## What this task involves
Copy all lines below exactly as written. Leave pictures out.
--- START Given records ---
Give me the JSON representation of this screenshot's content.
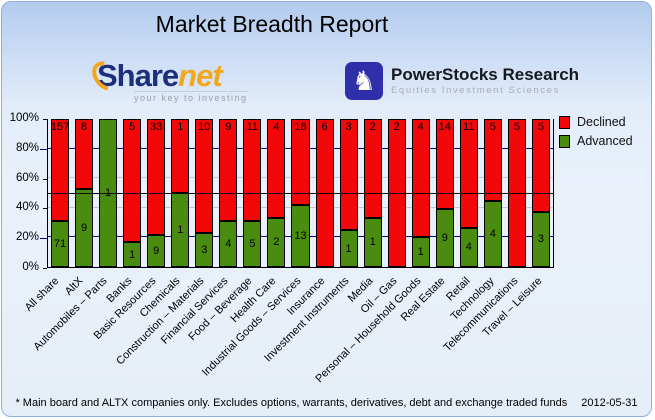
{
  "header": {
    "title": "Market Breadth Report"
  },
  "logos": {
    "sharenet": {
      "name_main": "Share",
      "name_accent": "net",
      "tagline": "your key to investing",
      "accent_color": "#F2A71D",
      "main_color": "#1D2F7B"
    },
    "powerstocks": {
      "knight": "♞",
      "name": "PowerStocks Research",
      "subtitle": "Equities Investment Sciences",
      "icon_color": "#2F2FA9"
    }
  },
  "chart_data": {
    "type": "bar",
    "stacked": true,
    "stack_mode": "percent",
    "categories": [
      "All share",
      "AltX",
      "Automobiles – Parts",
      "Banks",
      "Basic Resources",
      "Chemicals",
      "Construction – Materials",
      "Financial Services",
      "Food – Beverage",
      "Health Care",
      "Industrial Goods – Services",
      "Insurance",
      "Investment Instruments",
      "Media",
      "Oil – Gas",
      "Personal – Household Goods",
      "Real Estate",
      "Retail",
      "Technology",
      "Telecommunications",
      "Travel – Leisure"
    ],
    "series": [
      {
        "name": "Declined",
        "color": "#F20808",
        "values": [
          157,
          8,
          0,
          5,
          33,
          1,
          10,
          9,
          11,
          4,
          18,
          6,
          3,
          2,
          2,
          4,
          14,
          11,
          5,
          5,
          5
        ]
      },
      {
        "name": "Advanced",
        "color": "#4A8C0F",
        "values": [
          71,
          9,
          1,
          1,
          9,
          1,
          3,
          4,
          5,
          2,
          13,
          0,
          1,
          1,
          0,
          1,
          9,
          4,
          4,
          0,
          3
        ]
      }
    ],
    "y_ticks": [
      {
        "label": "100%",
        "pct": 100
      },
      {
        "label": "80%",
        "pct": 80
      },
      {
        "label": "60%",
        "pct": 60
      },
      {
        "label": "40%",
        "pct": 40
      },
      {
        "label": "20%",
        "pct": 20
      },
      {
        "label": "0%",
        "pct": 0
      }
    ],
    "ylim": [
      0,
      100
    ],
    "reference_line_pct": 50,
    "gridline_navy_color": "#00008B",
    "gridline_gray_color": "#C2C6CC",
    "legend_position": "right",
    "xlabel": "",
    "ylabel": ""
  },
  "footer": {
    "note": "* Main board and ALTX companies only. Excludes options, warrants, derivatives, debt and exchange traded funds",
    "date": "2012-05-31"
  }
}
--- END Given records ---
## Solution for this problem
Give me the JSON representation of this screenshot's content.
{
  "header": {
    "title": "Market Breadth Report"
  },
  "logos": {
    "sharenet": {
      "name_main": "Share",
      "name_accent": "net",
      "tagline": "your key to investing",
      "accent_color": "#F2A71D",
      "main_color": "#1D2F7B"
    },
    "powerstocks": {
      "knight": "♞",
      "name": "PowerStocks Research",
      "subtitle": "Equities Investment Sciences",
      "icon_color": "#2F2FA9"
    }
  },
  "chart_data": {
    "type": "bar",
    "stacked": true,
    "stack_mode": "percent",
    "categories": [
      "All share",
      "AltX",
      "Automobiles – Parts",
      "Banks",
      "Basic Resources",
      "Chemicals",
      "Construction – Materials",
      "Financial Services",
      "Food – Beverage",
      "Health Care",
      "Industrial Goods – Services",
      "Insurance",
      "Investment Instruments",
      "Media",
      "Oil – Gas",
      "Personal – Household Goods",
      "Real Estate",
      "Retail",
      "Technology",
      "Telecommunications",
      "Travel – Leisure"
    ],
    "series": [
      {
        "name": "Declined",
        "color": "#F20808",
        "values": [
          157,
          8,
          0,
          5,
          33,
          1,
          10,
          9,
          11,
          4,
          18,
          6,
          3,
          2,
          2,
          4,
          14,
          11,
          5,
          5,
          5
        ]
      },
      {
        "name": "Advanced",
        "color": "#4A8C0F",
        "values": [
          71,
          9,
          1,
          1,
          9,
          1,
          3,
          4,
          5,
          2,
          13,
          0,
          1,
          1,
          0,
          1,
          9,
          4,
          4,
          0,
          3
        ]
      }
    ],
    "y_ticks": [
      {
        "label": "100%",
        "pct": 100
      },
      {
        "label": "80%",
        "pct": 80
      },
      {
        "label": "60%",
        "pct": 60
      },
      {
        "label": "40%",
        "pct": 40
      },
      {
        "label": "20%",
        "pct": 20
      },
      {
        "label": "0%",
        "pct": 0
      }
    ],
    "ylim": [
      0,
      100
    ],
    "reference_line_pct": 50,
    "gridline_navy_color": "#00008B",
    "gridline_gray_color": "#C2C6CC",
    "legend_position": "right",
    "xlabel": "",
    "ylabel": ""
  },
  "footer": {
    "note": "* Main board and ALTX companies only. Excludes options, warrants, derivatives, debt and exchange traded funds",
    "date": "2012-05-31"
  }
}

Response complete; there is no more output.